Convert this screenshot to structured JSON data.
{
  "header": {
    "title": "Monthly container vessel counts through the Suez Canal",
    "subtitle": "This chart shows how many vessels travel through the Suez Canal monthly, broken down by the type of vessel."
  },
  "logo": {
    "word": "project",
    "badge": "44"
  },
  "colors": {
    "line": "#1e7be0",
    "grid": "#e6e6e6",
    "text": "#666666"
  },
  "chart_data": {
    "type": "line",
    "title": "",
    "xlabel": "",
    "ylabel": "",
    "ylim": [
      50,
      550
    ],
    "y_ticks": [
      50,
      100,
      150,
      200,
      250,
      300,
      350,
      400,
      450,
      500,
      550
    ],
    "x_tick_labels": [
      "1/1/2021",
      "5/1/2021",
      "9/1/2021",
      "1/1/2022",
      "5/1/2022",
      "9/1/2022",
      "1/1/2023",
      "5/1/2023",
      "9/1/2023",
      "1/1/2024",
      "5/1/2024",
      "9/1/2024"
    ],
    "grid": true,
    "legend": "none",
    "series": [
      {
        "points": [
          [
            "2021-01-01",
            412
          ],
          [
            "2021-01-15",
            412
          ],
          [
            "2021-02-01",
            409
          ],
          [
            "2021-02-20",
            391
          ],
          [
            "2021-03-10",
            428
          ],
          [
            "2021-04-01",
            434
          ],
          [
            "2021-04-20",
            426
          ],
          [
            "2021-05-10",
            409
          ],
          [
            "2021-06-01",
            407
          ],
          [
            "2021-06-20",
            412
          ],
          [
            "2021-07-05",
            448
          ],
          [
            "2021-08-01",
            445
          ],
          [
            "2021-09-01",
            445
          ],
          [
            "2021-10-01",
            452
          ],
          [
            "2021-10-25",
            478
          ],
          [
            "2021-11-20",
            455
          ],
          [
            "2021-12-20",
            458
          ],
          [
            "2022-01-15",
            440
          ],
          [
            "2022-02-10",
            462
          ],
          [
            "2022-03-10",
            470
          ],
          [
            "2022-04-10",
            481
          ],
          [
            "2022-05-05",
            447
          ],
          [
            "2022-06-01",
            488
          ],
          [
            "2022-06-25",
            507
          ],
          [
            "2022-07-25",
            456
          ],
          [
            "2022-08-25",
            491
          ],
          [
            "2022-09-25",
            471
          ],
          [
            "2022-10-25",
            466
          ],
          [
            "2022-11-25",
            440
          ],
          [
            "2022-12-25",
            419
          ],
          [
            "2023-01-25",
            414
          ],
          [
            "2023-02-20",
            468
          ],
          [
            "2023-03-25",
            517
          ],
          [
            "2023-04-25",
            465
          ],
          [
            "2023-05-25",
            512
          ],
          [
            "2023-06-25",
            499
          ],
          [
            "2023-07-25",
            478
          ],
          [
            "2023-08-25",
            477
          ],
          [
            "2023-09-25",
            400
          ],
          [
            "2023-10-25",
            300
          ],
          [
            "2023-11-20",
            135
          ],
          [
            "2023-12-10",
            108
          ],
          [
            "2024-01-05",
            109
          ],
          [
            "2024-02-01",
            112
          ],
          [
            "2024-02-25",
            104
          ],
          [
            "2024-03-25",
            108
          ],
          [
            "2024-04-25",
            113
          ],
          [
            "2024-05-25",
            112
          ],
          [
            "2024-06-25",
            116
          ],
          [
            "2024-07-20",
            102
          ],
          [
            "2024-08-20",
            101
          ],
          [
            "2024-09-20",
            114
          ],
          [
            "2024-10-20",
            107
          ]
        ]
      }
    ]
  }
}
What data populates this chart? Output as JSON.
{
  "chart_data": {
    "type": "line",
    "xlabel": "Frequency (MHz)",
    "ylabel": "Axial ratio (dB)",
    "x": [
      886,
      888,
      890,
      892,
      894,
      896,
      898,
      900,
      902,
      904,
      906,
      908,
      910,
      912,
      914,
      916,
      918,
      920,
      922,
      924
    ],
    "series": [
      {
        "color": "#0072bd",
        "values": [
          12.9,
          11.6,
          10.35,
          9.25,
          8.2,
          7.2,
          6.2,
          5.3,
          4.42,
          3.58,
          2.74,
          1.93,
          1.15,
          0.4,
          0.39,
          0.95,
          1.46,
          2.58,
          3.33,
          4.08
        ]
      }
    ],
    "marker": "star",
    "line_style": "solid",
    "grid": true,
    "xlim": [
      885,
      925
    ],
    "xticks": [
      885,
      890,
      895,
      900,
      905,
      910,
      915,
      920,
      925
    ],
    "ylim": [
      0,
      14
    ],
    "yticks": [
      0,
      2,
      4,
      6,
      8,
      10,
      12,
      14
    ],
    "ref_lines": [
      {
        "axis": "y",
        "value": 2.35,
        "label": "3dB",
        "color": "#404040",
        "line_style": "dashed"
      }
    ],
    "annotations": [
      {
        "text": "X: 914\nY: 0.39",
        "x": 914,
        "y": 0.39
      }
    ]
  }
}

-*-*-

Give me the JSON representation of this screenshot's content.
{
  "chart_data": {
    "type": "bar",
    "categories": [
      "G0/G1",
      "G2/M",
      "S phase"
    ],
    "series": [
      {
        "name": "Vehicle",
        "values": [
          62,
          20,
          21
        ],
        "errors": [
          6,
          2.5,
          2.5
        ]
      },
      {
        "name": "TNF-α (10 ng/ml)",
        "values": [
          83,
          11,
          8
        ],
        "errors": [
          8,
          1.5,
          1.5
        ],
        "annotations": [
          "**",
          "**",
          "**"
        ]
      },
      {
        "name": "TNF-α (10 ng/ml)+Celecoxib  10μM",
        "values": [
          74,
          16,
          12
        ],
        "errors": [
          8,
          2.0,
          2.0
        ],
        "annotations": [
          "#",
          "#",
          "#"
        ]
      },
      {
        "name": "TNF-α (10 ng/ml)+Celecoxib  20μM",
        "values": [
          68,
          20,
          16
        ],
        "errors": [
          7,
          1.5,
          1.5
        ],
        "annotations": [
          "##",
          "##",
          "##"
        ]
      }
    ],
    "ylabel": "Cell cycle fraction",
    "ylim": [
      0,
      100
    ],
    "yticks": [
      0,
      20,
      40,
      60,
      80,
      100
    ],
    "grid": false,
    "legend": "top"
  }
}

-*-*-

▶ **Brief**: Where a line holds "vessel", copy it out.

▶ **Written solution**:
    "title": "Monthly container vessel counts through the Suez Canal",
    "subtitle": "This chart shows how many vessels travel through the Suez Canal monthly, broken down by the type of vessel."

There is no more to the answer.